Reproduce all the lines below exactly and omit the images.

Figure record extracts
==============================

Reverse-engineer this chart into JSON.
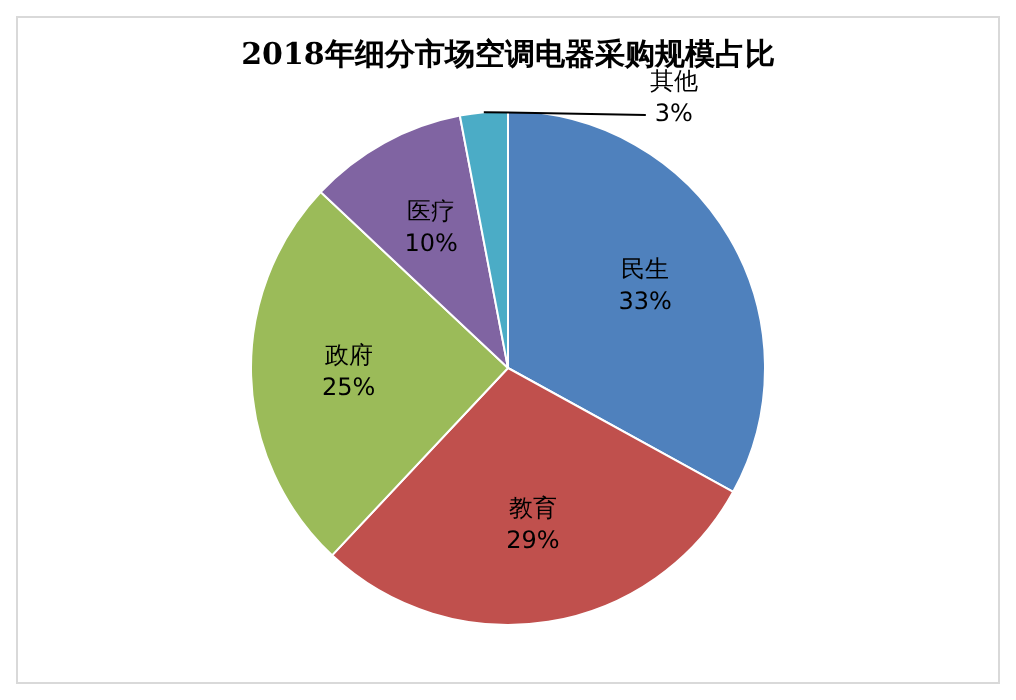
{
  "chart_data": {
    "type": "pie",
    "title": "2018年细分市场空调电器采购规模占比",
    "categories": [
      "民生",
      "教育",
      "政府",
      "医疗",
      "其他"
    ],
    "values": [
      33,
      29,
      25,
      10,
      3
    ],
    "colors": [
      "#4f81bd",
      "#c0504d",
      "#9bbb59",
      "#8064a2",
      "#4bacc6"
    ],
    "value_labels": [
      "33%",
      "29%",
      "25%",
      "10%",
      "3%"
    ],
    "legend": false
  }
}
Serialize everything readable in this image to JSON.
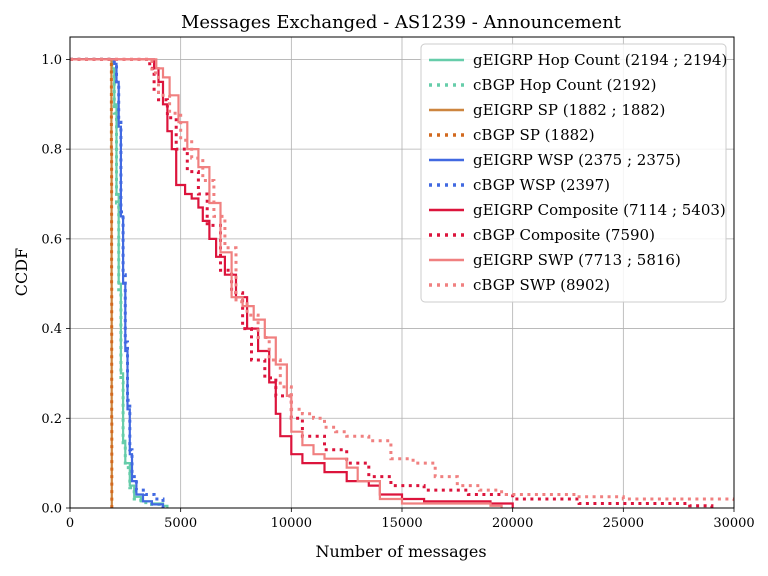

==============================

• [Solution for this problem]:
Reverse-engineer this chart into JSON.
{
  "chart_data": {
    "type": "pie",
    "title": "2018年细分市场空调电器采购规模占比",
    "categories": [
      "民生",
      "教育",
      "政府",
      "医疗",
      "其他"
    ],
    "values": [
      33,
      29,
      25,
      10,
      3
    ],
    "colors": [
      "#4f81bd",
      "#c0504d",
      "#9bbb59",
      "#8064a2",
      "#4bacc6"
    ],
    "value_labels": [
      "33%",
      "29%",
      "25%",
      "10%",
      "3%"
    ],
    "legend": false
  }
}
Serialize everything readable in this image to JSON.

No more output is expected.